* [KUTIPAN YANG DIBERIKAN]
+ + + + + + +

BAB 1
PENDAHULUAN
A. Latar Belakang
Pencarian pengetahuan yang benar harus berlangsung menurut
prosedur atau kaedah hukum, yaitu berdasarkan logika. Sedangkan aplikasi dari
logika dapat disebut dengan penalaran dan pengetahuan yang benar dapat disebut
dengan pengetahuan ilmiah. Untuk memperoleh pengetahuan ilmiah dapat digunakan
dua jenis penalaran, yaitu Penalaran Deduktif dan Penalaran Induktif. Penalaran
deduktif merupakan prosedur yang berpangkal pada suatu peristiwa umum, yang
kebenarannya telah diketahui atau diyakini, dan berakhir pada suatu kesimpulan
atau pengetahuan baru yang bersifat lebih khusus. Metode ini diawali dari
pebentukan teori, hipotesis, definisi operasional, instrumen dan
operasionalisasi. Dengan kata lain, untuk memahami suatu gejala terlebih dahulu
harus memiliki konsep dan teori tentang gejala tersebut dan selanjutnya
dilakukan penelitian di lapangan. Dengan demikian konteks penalaran deduktif
tersebut, konsep dan teori merupakan kata kunci untuk memahami suatu gejala.
Penalaran induktif merupakan prosedur yang berpangkal dari peristiwa khusus
sebagai hasil pengamatan empirik dan berakhir pada suatu kesimpulan atau
pengetahuan baru yang bersifat umum. Dalam hal ini penalaran induktif merupakan
kebalikan dari penalaran deduktif. Dengan demikian, untuk mendapatkan
pengetahuan ilmiah kedua penalaran tersebut dapat digunakan secara bersama-sama
dan saling mengisi, dan dilaksanakan dalam suatu .
BAB 2
PEMBAHASAN
A. Pengertian dan Jenis Penalaran
Penalaran (reasioning) adalah suatu proses berpikir dengan
menghubung-hubungkan bukti, fakta atau petunjuk menuju suatu kesimpulan. Dengan
kata lain, penalaran adalah proses berpikir yang sistematik dalan logis untuk
memperoleh sebuah kesimpulan. Bahan pengambilan kesimpulan itu dapat berupa
fakta, informasi, pengalaman, atau pendapat para ahli (otoritas).
Secara umum, ada dua jenis penalaran atau pengambilan
kesimpulan, yakni penalaran induktif dan deduktif.
1. Penalaran Induktif dan Coraknya
Penalaran induktif adalah suatu proses berpikir yang
bertolak dari sesuatu yang khusus menuju sesuatu yang umum.
Penalaran Induktif dapat dilakukan dengan tiga cara:
a. Generalisasi
Generalisasi adalah proses penalaran yang bertolak dari
sejumlah gejala atau peristiwa yang serupa untuk menarik kesimpulan mengenai
semua atau sebagian dari gejala atau peristiwa itu. Generalisasi diturunka dari
gejala-gejala khusus yang diperoleh melalui pengalaman, observasi, wawancara,
atau studi dokumentasi. Sumbernya dapat berupa dokumen, statistik, kesaksian,
pendapat ahli, peristiwa-peristiwa politik, sosial ekonomi atau hukum. Dari
berbagai gejala atau peristiwa khusus itu, orang membentuk opini, sikap,
penilaian, keyakinan atau perasaan tertentu.

+ + + + + + +

* [PERINTAH TUGAS] Kembalikan tanpa perubahan sedikit pun bagian dari kutipan tentang penalaran di atas, mulai dari "1. Penalaran Induktif" dan berlanjut hingga "atau perasaan tertentu.".

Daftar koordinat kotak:
+ + + + + + +

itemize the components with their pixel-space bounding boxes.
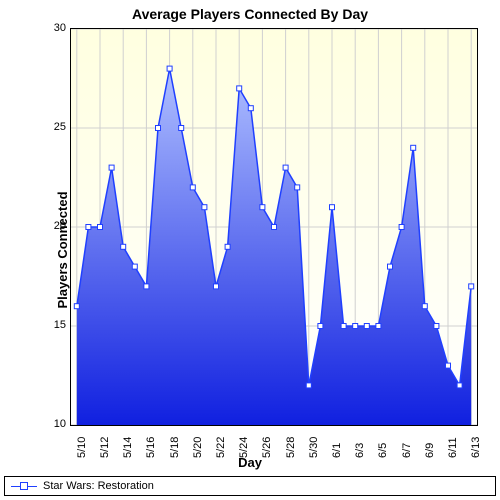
- x-tick-label: 5/28: [285, 437, 297, 458]
- x-tick-label: 6/1: [331, 443, 343, 458]
- x-tick-label: 5/18: [169, 437, 181, 458]
- x-tick-label: 5/14: [122, 437, 134, 458]
- plot-area: [70, 28, 478, 426]
- x-tick-label: 6/5: [377, 443, 389, 458]
- y-axis-label: Players Connected: [55, 191, 70, 308]
- y-tick-label: 15: [54, 319, 66, 331]
- x-tick-label: 5/26: [261, 437, 273, 458]
- x-tick-label: 5/22: [215, 437, 227, 458]
- legend-series-label: Star Wars: Restoration: [43, 480, 154, 492]
- legend-marker: [11, 481, 37, 491]
- chart-container: Average Players Connected By Day Players…: [0, 0, 500, 500]
- x-tick-label: 6/3: [354, 443, 366, 458]
- x-tick-label: 6/13: [470, 437, 482, 458]
- x-tick-label: 6/7: [401, 443, 413, 458]
- x-tick-label: 6/11: [447, 437, 459, 458]
- legend-marker-icon: [20, 482, 28, 490]
- legend: Star Wars: Restoration: [4, 476, 496, 496]
- y-tick-label: 20: [54, 220, 66, 232]
- x-tick-label: 5/20: [192, 437, 204, 458]
- y-tick-label: 30: [54, 22, 66, 34]
- x-tick-label: 5/16: [145, 437, 157, 458]
- chart-title: Average Players Connected By Day: [0, 6, 500, 22]
- x-tick-label: 5/24: [238, 437, 250, 458]
- x-tick-label: 5/30: [308, 437, 320, 458]
- x-tick-label: 5/12: [99, 437, 111, 458]
- x-tick-label: 6/9: [424, 443, 436, 458]
- y-tick-label: 25: [54, 121, 66, 133]
- x-tick-label: 5/10: [76, 437, 88, 458]
- y-tick-label: 10: [54, 418, 66, 430]
- plot-svg: [71, 29, 477, 425]
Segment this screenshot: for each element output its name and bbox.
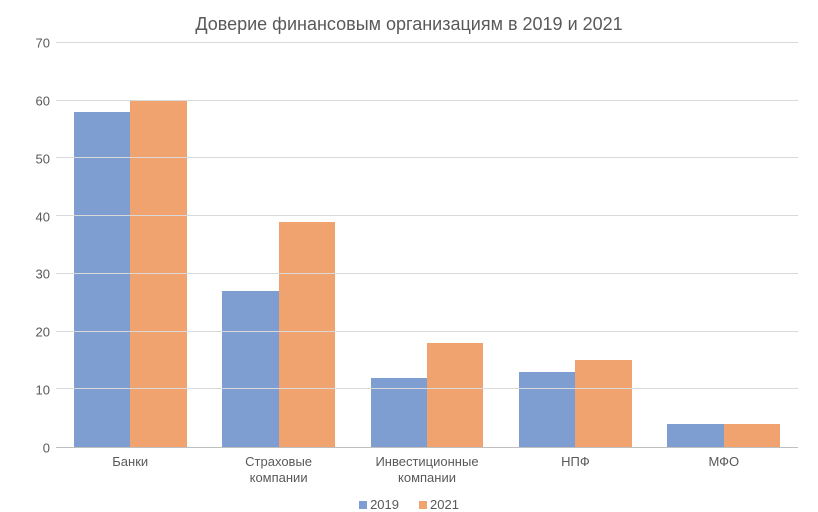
gridline — [56, 273, 798, 274]
bar — [519, 372, 575, 447]
gridline — [56, 331, 798, 332]
bar — [279, 222, 335, 447]
chart-container: Доверие финансовым организациям в 2019 и… — [0, 0, 818, 512]
bar — [130, 101, 186, 447]
legend-swatch — [359, 501, 367, 509]
bar — [667, 424, 723, 447]
gridline — [56, 388, 798, 389]
y-tick-label: 10 — [36, 383, 50, 398]
x-axis-label: Банки — [56, 448, 204, 485]
bar-group — [204, 43, 352, 447]
y-tick-label: 60 — [36, 93, 50, 108]
bar-group — [650, 43, 798, 447]
legend-label: 2021 — [430, 497, 459, 512]
bar — [427, 343, 483, 447]
y-tick-label: 40 — [36, 209, 50, 224]
bar-group — [501, 43, 649, 447]
y-tick-label: 70 — [36, 36, 50, 51]
bar — [575, 360, 631, 447]
gridline — [56, 215, 798, 216]
y-tick-label: 0 — [43, 441, 50, 456]
y-tick-label: 30 — [36, 267, 50, 282]
x-axis-label: Инвестиционные компании — [353, 448, 501, 485]
legend-label: 2019 — [370, 497, 399, 512]
legend-swatch — [419, 501, 427, 509]
y-axis: 010203040506070 — [20, 43, 56, 448]
bar-group — [56, 43, 204, 447]
chart-title: Доверие финансовым организациям в 2019 и… — [20, 14, 798, 35]
x-axis: БанкиСтраховые компанииИнвестиционные ко… — [56, 448, 798, 485]
legend-item: 2021 — [419, 497, 459, 512]
bar — [222, 291, 278, 447]
y-tick-label: 50 — [36, 151, 50, 166]
legend-item: 2019 — [359, 497, 399, 512]
plot-wrapper: 010203040506070 — [20, 43, 798, 448]
bar — [724, 424, 780, 447]
x-axis-label: МФО — [650, 448, 798, 485]
bars-layer — [56, 43, 798, 447]
bar — [74, 112, 130, 447]
y-tick-label: 20 — [36, 325, 50, 340]
gridline — [56, 100, 798, 101]
gridline — [56, 42, 798, 43]
x-axis-label: Страховые компании — [204, 448, 352, 485]
plot-area — [56, 43, 798, 448]
bar-group — [353, 43, 501, 447]
legend: 2019 2021 — [20, 497, 798, 512]
gridline — [56, 157, 798, 158]
x-axis-label: НПФ — [501, 448, 649, 485]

+ + + + + + +

* [HASIL TUGAS]
1. Penalaran Induktif dan Coraknya
Penalaran induktif adalah suatu proses berpikir yang
bertolak dari sesuatu yang khusus menuju sesuatu yang umum.
Penalaran Induktif dapat dilakukan dengan tiga cara:
a. Generalisasi
Generalisasi adalah proses penalaran yang bertolak dari
sejumlah gejala atau peristiwa yang serupa untuk menarik kesimpulan mengenai
semua atau sebagian dari gejala atau peristiwa itu. Generalisasi diturunka dari
gejala-gejala khusus yang diperoleh melalui pengalaman, observasi, wawancara,
atau studi dokumentasi. Sumbernya dapat berupa dokumen, statistik, kesaksian,
pendapat ahli, peristiwa-peristiwa politik, sosial ekonomi atau hukum. Dari
berbagai gejala atau peristiwa khusus itu, orang membentuk opini, sikap,
penilaian, keyakinan atau perasaan tertentu.